[START Data supplied]

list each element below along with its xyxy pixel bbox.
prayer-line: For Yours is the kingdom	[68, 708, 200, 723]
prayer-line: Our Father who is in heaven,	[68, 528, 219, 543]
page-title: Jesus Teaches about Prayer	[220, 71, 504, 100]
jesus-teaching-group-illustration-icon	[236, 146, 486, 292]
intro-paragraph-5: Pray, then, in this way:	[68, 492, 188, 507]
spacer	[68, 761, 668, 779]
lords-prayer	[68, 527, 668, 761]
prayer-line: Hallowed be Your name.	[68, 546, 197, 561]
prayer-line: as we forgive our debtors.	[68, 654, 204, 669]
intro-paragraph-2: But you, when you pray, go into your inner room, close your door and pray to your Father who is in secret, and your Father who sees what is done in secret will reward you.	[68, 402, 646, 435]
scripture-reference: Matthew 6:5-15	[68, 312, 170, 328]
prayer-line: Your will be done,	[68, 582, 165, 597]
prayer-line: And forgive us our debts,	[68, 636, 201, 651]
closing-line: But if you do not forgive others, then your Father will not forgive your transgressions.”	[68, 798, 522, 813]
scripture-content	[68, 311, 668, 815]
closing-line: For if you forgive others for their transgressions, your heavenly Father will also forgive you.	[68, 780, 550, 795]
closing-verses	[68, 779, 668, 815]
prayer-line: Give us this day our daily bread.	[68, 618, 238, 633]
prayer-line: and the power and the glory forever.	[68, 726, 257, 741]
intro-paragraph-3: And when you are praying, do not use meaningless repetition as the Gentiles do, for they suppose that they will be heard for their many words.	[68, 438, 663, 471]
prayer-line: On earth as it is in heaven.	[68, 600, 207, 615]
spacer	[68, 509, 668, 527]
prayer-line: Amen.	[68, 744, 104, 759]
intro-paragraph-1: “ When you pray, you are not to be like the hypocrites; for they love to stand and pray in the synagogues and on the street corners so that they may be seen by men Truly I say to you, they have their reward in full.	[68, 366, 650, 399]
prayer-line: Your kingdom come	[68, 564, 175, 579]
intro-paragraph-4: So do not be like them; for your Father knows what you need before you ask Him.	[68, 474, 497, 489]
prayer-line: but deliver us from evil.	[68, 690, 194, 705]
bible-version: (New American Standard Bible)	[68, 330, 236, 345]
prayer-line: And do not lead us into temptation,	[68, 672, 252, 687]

[END Data supplied]
[START Data supplied]

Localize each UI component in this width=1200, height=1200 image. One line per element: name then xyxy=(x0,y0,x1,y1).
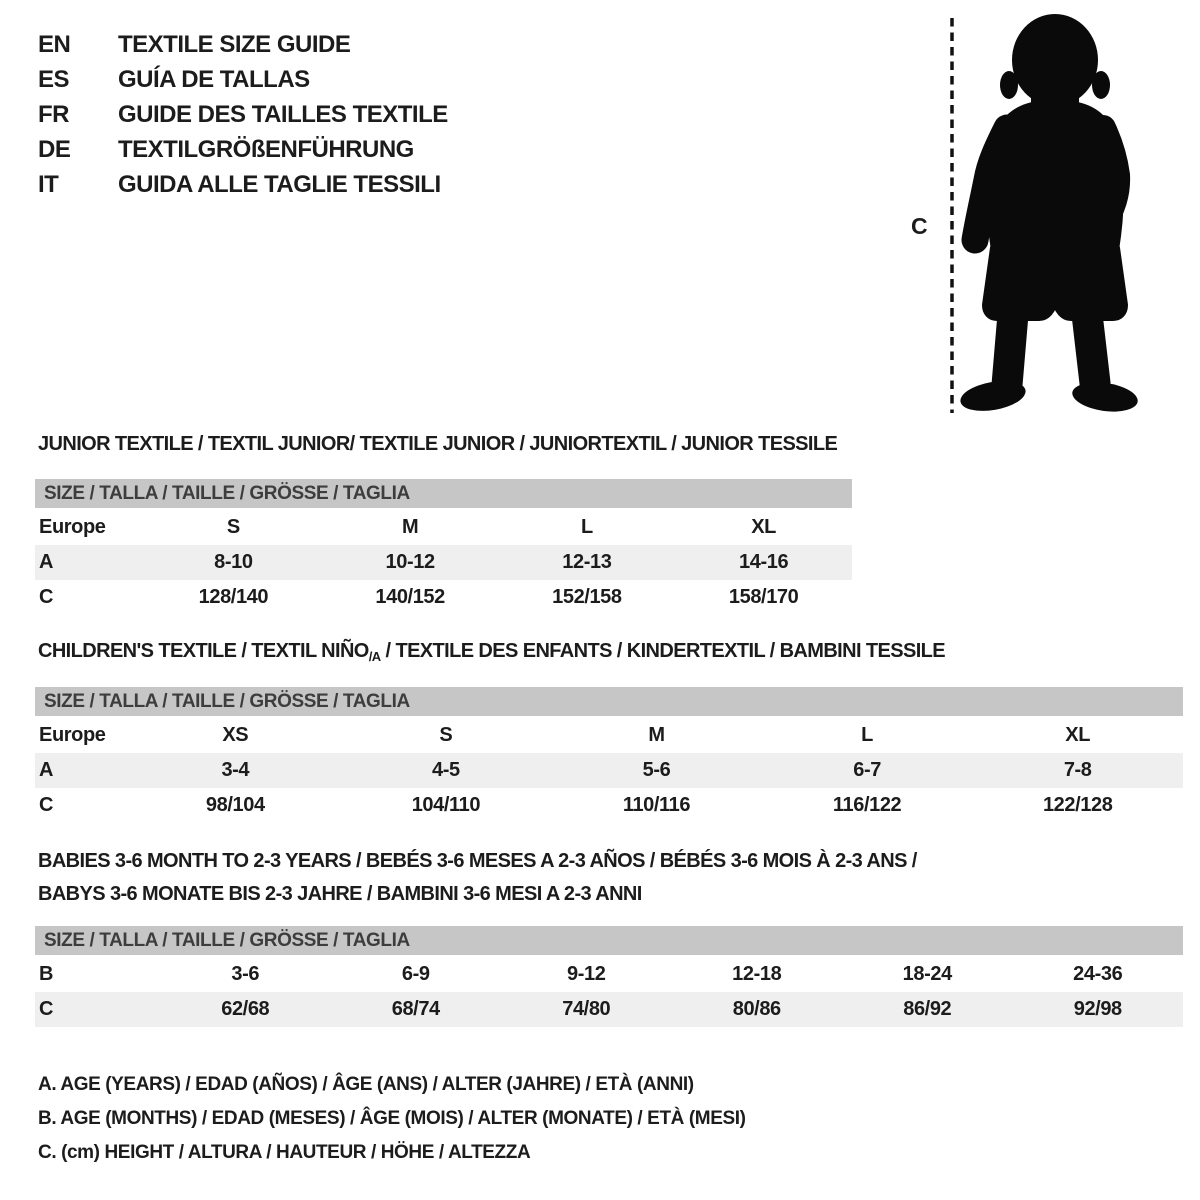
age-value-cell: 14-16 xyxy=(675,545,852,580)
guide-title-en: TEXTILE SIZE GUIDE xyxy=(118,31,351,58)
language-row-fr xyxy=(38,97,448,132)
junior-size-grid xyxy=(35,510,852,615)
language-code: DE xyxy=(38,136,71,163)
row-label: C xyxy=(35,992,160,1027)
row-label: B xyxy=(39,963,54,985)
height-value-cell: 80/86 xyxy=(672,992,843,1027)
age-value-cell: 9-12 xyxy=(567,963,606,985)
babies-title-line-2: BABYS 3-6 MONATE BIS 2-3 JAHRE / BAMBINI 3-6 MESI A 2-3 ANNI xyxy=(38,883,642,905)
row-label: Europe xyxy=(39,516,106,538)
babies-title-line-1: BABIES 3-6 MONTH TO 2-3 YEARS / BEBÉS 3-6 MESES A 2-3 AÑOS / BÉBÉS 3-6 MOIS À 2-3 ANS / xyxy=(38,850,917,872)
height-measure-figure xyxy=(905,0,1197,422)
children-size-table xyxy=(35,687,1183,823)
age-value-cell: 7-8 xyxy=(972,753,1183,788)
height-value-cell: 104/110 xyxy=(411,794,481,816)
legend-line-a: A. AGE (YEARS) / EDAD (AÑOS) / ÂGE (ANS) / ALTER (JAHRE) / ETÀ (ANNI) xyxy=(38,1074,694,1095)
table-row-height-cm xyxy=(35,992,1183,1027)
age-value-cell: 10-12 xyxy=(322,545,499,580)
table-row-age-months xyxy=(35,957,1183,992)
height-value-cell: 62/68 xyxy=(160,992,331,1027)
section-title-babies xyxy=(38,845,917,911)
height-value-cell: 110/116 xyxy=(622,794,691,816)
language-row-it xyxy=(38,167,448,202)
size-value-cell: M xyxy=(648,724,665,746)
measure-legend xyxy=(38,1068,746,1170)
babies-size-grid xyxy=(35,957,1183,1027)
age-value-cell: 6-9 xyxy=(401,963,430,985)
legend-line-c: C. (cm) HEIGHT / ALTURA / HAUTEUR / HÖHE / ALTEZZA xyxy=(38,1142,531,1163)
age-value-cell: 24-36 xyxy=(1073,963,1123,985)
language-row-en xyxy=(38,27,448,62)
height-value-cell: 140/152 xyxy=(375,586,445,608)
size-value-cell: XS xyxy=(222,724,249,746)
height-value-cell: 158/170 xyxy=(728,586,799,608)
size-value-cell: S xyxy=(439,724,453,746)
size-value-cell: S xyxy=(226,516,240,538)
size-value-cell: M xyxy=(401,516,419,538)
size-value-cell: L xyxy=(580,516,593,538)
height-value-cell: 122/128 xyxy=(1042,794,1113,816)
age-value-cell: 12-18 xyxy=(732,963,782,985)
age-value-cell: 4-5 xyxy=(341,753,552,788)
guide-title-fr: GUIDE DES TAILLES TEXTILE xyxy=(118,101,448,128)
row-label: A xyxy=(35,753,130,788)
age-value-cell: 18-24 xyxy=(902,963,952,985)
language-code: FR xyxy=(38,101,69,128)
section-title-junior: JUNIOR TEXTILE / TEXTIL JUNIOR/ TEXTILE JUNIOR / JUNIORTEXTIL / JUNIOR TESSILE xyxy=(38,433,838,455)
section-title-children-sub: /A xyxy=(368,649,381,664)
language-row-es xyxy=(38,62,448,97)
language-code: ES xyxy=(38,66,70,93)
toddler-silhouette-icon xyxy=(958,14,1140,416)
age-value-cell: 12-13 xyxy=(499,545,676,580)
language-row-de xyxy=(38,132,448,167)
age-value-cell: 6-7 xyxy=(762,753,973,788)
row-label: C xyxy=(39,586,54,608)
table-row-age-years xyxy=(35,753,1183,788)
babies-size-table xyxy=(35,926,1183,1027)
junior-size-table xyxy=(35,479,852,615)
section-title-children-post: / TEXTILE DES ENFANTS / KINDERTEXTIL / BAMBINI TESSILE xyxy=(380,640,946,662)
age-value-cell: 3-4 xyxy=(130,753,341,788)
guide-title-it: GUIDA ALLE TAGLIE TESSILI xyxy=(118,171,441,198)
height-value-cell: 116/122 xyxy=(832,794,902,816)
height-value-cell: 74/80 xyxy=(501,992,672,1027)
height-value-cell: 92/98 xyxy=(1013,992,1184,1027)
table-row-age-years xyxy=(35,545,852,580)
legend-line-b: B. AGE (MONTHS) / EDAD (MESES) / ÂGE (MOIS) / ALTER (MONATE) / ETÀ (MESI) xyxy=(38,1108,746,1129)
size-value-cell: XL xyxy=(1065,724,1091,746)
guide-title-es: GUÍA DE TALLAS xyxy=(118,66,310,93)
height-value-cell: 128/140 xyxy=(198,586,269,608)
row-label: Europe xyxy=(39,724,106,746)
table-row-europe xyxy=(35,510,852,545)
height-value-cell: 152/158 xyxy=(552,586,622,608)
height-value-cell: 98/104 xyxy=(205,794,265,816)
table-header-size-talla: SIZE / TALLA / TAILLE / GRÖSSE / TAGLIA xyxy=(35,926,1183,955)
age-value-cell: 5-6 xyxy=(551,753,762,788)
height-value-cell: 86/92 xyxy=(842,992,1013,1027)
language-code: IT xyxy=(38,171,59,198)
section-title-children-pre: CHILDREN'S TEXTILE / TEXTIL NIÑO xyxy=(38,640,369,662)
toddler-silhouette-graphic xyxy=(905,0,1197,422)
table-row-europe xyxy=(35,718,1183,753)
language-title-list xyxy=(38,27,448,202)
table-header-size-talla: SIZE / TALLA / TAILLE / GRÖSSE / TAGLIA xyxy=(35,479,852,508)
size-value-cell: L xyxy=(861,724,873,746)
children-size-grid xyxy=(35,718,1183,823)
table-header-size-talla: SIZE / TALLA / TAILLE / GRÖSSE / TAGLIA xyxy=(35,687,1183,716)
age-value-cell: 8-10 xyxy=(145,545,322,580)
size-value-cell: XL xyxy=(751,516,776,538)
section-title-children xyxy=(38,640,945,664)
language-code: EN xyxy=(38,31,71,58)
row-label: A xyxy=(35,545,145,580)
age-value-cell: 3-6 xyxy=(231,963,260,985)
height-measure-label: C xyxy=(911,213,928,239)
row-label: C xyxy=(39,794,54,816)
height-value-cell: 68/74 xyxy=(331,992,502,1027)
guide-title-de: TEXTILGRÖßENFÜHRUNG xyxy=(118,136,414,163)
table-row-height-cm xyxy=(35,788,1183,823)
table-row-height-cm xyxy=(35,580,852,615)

[END Data supplied]

## Problem to work on
Work out how many lines in the data above contain the word "that". Case counts. Reply with the number alone.

## Output for this task
2